INSTRUCTIONS FOR THE TASK:
Quote each record exactly, please, leaving none out.

Stored items:
"""
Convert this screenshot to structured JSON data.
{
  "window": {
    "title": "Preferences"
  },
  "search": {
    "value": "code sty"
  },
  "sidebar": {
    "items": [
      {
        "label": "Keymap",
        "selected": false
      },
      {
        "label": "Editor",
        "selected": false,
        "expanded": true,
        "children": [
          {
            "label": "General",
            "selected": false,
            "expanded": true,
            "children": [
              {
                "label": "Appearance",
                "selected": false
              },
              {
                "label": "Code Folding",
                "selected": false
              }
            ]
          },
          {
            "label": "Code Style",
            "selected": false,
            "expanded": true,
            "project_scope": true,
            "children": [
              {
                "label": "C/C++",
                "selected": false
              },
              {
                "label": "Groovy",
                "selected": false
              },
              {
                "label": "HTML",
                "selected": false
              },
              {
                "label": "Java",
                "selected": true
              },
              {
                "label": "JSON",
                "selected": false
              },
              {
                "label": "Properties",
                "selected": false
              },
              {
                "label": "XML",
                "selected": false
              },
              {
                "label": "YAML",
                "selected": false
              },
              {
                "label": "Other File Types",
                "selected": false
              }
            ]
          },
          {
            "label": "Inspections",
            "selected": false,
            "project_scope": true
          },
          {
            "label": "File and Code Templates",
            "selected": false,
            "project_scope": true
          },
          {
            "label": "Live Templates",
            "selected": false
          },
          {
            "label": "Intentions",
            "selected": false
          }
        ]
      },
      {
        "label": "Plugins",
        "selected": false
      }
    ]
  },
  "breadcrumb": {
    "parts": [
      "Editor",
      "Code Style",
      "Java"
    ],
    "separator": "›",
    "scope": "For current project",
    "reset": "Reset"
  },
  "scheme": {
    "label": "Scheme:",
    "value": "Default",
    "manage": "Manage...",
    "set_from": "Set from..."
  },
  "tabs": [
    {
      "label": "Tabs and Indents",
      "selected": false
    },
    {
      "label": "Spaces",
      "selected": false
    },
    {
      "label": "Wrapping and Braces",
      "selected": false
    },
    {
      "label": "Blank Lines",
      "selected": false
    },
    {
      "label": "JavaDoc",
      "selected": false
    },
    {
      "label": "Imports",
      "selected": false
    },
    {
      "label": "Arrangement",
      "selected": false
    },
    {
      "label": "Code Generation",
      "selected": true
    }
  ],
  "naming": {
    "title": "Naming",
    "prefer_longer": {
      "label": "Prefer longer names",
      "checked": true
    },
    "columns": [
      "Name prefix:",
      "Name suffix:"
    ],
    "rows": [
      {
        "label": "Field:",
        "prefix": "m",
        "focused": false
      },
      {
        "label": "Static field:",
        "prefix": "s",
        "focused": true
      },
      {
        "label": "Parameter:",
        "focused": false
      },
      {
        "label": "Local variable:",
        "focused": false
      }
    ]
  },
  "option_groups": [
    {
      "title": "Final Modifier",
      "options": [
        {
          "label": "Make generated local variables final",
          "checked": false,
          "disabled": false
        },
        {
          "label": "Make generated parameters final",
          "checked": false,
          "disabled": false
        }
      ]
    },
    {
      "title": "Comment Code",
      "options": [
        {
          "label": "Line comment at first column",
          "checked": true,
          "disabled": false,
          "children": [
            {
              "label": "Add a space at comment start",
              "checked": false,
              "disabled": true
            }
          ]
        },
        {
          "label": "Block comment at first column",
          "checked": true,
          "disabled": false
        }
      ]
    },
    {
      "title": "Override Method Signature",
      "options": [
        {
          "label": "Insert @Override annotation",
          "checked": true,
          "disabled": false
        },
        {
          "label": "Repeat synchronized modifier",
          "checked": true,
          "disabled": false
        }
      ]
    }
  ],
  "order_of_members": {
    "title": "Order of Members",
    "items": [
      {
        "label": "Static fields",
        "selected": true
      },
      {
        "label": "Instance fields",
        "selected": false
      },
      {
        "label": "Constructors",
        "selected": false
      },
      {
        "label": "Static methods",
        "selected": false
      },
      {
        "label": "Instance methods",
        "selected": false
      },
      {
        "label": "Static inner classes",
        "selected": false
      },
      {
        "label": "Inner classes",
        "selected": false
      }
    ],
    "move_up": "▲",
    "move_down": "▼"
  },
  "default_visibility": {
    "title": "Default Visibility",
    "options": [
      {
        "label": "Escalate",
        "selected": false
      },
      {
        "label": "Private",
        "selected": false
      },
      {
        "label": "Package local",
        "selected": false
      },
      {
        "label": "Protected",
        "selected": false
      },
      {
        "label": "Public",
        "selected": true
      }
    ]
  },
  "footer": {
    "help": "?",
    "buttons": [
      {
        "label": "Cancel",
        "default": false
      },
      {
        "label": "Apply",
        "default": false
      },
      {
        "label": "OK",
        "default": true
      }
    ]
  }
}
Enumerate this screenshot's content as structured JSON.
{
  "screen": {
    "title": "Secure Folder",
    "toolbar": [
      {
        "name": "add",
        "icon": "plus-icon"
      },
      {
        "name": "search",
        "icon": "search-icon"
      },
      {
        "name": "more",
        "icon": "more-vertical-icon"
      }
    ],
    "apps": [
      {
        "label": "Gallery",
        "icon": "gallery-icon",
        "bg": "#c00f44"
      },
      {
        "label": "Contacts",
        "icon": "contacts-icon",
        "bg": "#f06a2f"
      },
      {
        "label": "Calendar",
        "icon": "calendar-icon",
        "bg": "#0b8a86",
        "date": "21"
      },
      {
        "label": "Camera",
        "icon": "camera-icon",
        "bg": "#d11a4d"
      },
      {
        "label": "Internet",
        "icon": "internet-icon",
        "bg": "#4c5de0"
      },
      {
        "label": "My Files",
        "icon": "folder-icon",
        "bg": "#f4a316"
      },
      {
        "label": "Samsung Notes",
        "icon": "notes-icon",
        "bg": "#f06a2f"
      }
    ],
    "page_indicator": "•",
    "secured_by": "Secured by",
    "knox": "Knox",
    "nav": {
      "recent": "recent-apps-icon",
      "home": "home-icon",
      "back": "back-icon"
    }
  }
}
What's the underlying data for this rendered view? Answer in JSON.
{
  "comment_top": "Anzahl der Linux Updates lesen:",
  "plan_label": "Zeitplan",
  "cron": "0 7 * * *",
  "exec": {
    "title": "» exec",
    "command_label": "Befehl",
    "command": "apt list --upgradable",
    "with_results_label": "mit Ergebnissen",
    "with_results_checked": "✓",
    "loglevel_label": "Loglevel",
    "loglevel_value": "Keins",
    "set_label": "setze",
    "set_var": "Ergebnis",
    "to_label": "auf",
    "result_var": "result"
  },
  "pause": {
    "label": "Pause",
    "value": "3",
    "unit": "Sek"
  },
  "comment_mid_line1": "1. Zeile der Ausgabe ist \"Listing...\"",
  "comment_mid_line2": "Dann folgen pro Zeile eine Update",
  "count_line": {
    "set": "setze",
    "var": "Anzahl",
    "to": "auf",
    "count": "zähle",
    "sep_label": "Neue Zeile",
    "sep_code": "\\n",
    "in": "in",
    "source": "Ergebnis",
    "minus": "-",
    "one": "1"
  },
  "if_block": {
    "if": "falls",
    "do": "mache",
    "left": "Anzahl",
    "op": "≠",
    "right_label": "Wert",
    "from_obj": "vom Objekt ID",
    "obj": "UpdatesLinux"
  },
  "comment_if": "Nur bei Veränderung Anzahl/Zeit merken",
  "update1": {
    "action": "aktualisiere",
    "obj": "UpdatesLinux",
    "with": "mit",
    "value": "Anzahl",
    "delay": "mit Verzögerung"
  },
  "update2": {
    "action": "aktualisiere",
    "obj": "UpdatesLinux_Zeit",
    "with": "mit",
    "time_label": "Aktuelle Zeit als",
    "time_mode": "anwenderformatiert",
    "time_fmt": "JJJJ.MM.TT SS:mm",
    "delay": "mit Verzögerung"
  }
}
"""
SOLUTION FOR THIS PROBLEM:
Convert this screenshot to structured JSON data.
{
  "window": {
    "title": "Preferences"
  },
  "search": {
    "value": "code sty"
  },
  "sidebar": {
    "items": [
      {
        "label": "Keymap",
        "selected": false
      },
      {
        "label": "Editor",
        "selected": false,
        "expanded": true,
        "children": [
          {
            "label": "General",
            "selected": false,
            "expanded": true,
            "children": [
              {
                "label": "Appearance",
                "selected": false
              },
              {
                "label": "Code Folding",
                "selected": false
              }
            ]
          },
          {
            "label": "Code Style",
            "selected": false,
            "expanded": true,
            "project_scope": true,
            "children": [
              {
                "label": "C/C++",
                "selected": false
              },
              {
                "label": "Groovy",
                "selected": false
              },
              {
                "label": "HTML",
                "selected": false
              },
              {
                "label": "Java",
                "selected": true
              },
              {
                "label": "JSON",
                "selected": false
              },
              {
                "label": "Properties",
                "selected": false
              },
              {
                "label": "XML",
                "selected": false
              },
              {
                "label": "YAML",
                "selected": false
              },
              {
                "label": "Other File Types",
                "selected": false
              }
            ]
          },
          {
            "label": "Inspections",
            "selected": false,
            "project_scope": true
          },
          {
            "label": "File and Code Templates",
            "selected": false,
            "project_scope": true
          },
          {
            "label": "Live Templates",
            "selected": false
          },
          {
            "label": "Intentions",
            "selected": false
          }
        ]
      },
      {
        "label": "Plugins",
        "selected": false
      }
    ]
  },
  "breadcrumb": {
    "parts": [
      "Editor",
      "Code Style",
      "Java"
    ],
    "separator": "›",
    "scope": "For current project",
    "reset": "Reset"
  },
  "scheme": {
    "label": "Scheme:",
    "value": "Default",
    "manage": "Manage...",
    "set_from": "Set from..."
  },
  "tabs": [
    {
      "label": "Tabs and Indents",
      "selected": false
    },
    {
      "label": "Spaces",
      "selected": false
    },
    {
      "label": "Wrapping and Braces",
      "selected": false
    },
    {
      "label": "Blank Lines",
      "selected": false
    },
    {
      "label": "JavaDoc",
      "selected": false
    },
    {
      "label": "Imports",
      "selected": false
    },
    {
      "label": "Arrangement",
      "selected": false
    },
    {
      "label": "Code Generation",
      "selected": true
    }
  ],
  "naming": {
    "title": "Naming",
    "prefer_longer": {
      "label": "Prefer longer names",
      "checked": true
    },
    "columns": [
      "Name prefix:",
      "Name suffix:"
    ],
    "rows": [
      {
        "label": "Field:",
        "prefix": "m",
        "focused": false
      },
      {
        "label": "Static field:",
        "prefix": "s",
        "focused": true
      },
      {
        "label": "Parameter:",
        "focused": false
      },
      {
        "label": "Local variable:",
        "focused": false
      }
    ]
  },
  "option_groups": [
    {
      "title": "Final Modifier",
      "options": [
        {
          "label": "Make generated local variables final",
          "checked": false,
          "disabled": false
        },
        {
          "label": "Make generated parameters final",
          "checked": false,
          "disabled": false
        }
      ]
    },
    {
      "title": "Comment Code",
      "options": [
        {
          "label": "Line comment at first column",
          "checked": true,
          "disabled": false,
          "children": [
            {
              "label": "Add a space at comment start",
              "checked": false,
              "disabled": true
            }
          ]
        },
        {
          "label": "Block comment at first column",
          "checked": true,
          "disabled": false
        }
      ]
    },
    {
      "title": "Override Method Signature",
      "options": [
        {
          "label": "Insert @Override annotation",
          "checked": true,
          "disabled": false
        },
        {
          "label": "Repeat synchronized modifier",
          "checked": true,
          "disabled": false
        }
      ]
    }
  ],
  "order_of_members": {
    "title": "Order of Members",
    "items": [
      {
        "label": "Static fields",
        "selected": true
      },
      {
        "label": "Instance fields",
        "selected": false
      },
      {
        "label": "Constructors",
        "selected": false
      },
      {
        "label": "Static methods",
        "selected": false
      },
      {
        "label": "Instance methods",
        "selected": false
      },
      {
        "label": "Static inner classes",
        "selected": false
      },
      {
        "label": "Inner classes",
        "selected": false
      }
    ],
    "move_up": "▲",
    "move_down": "▼"
  },
  "default_visibility": {
    "title": "Default Visibility",
    "options": [
      {
        "label": "Escalate",
        "selected": false
      },
      {
        "label": "Private",
        "selected": false
      },
      {
        "label": "Package local",
        "selected": false
      },
      {
        "label": "Protected",
        "selected": false
      },
      {
        "label": "Public",
        "selected": true
      }
    ]
  },
  "footer": {
    "help": "?",
    "buttons": [
      {
        "label": "Cancel",
        "default": false
      },
      {
        "label": "Apply",
        "default": false
      },
      {
        "label": "OK",
        "default": true
      }
    ]
  }
}
Enumerate this screenshot's content as structured JSON.
{
  "screen": {
    "title": "Secure Folder",
    "toolbar": [
      {
        "name": "add",
        "icon": "plus-icon"
      },
      {
        "name": "search",
        "icon": "search-icon"
      },
      {
        "name": "more",
        "icon": "more-vertical-icon"
      }
    ],
    "apps": [
      {
        "label": "Gallery",
        "icon": "gallery-icon",
        "bg": "#c00f44"
      },
      {
        "label": "Contacts",
        "icon": "contacts-icon",
        "bg": "#f06a2f"
      },
      {
        "label": "Calendar",
        "icon": "calendar-icon",
        "bg": "#0b8a86",
        "date": "21"
      },
      {
        "label": "Camera",
        "icon": "camera-icon",
        "bg": "#d11a4d"
      },
      {
        "label": "Internet",
        "icon": "internet-icon",
        "bg": "#4c5de0"
      },
      {
        "label": "My Files",
        "icon": "folder-icon",
        "bg": "#f4a316"
      },
      {
        "label": "Samsung Notes",
        "icon": "notes-icon",
        "bg": "#f06a2f"
      }
    ],
    "page_indicator": "•",
    "secured_by": "Secured by",
    "knox": "Knox",
    "nav": {
      "recent": "recent-apps-icon",
      "home": "home-icon",
      "back": "back-icon"
    }
  }
}
What's the underlying data for this rendered view? Answer in JSON.
{
  "comment_top": "Anzahl der Linux Updates lesen:",
  "plan_label": "Zeitplan",
  "cron": "0 7 * * *",
  "exec": {
    "title": "» exec",
    "command_label": "Befehl",
    "command": "apt list --upgradable",
    "with_results_label": "mit Ergebnissen",
    "with_results_checked": "✓",
    "loglevel_label": "Loglevel",
    "loglevel_value": "Keins",
    "set_label": "setze",
    "set_var": "Ergebnis",
    "to_label": "auf",
    "result_var": "result"
  },
  "pause": {
    "label": "Pause",
    "value": "3",
    "unit": "Sek"
  },
  "comment_mid_line1": "1. Zeile der Ausgabe ist \"Listing...\"",
  "comment_mid_line2": "Dann folgen pro Zeile eine Update",
  "count_line": {
    "set": "setze",
    "var": "Anzahl",
    "to": "auf",
    "count": "zähle",
    "sep_label": "Neue Zeile",
    "sep_code": "\\n",
    "in": "in",
    "source": "Ergebnis",
    "minus": "-",
    "one": "1"
  },
  "if_block": {
    "if": "falls",
    "do": "mache",
    "left": "Anzahl",
    "op": "≠",
    "right_label": "Wert",
    "from_obj": "vom Objekt ID",
    "obj": "UpdatesLinux"
  },
  "comment_if": "Nur bei Veränderung Anzahl/Zeit merken",
  "update1": {
    "action": "aktualisiere",
    "obj": "UpdatesLinux",
    "with": "mit",
    "value": "Anzahl",
    "delay": "mit Verzögerung"
  },
  "update2": {
    "action": "aktualisiere",
    "obj": "UpdatesLinux_Zeit",
    "with": "mit",
    "time_label": "Aktuelle Zeit als",
    "time_mode": "anwenderformatiert",
    "time_fmt": "JJJJ.MM.TT SS:mm",
    "delay": "mit Verzögerung"
  }
}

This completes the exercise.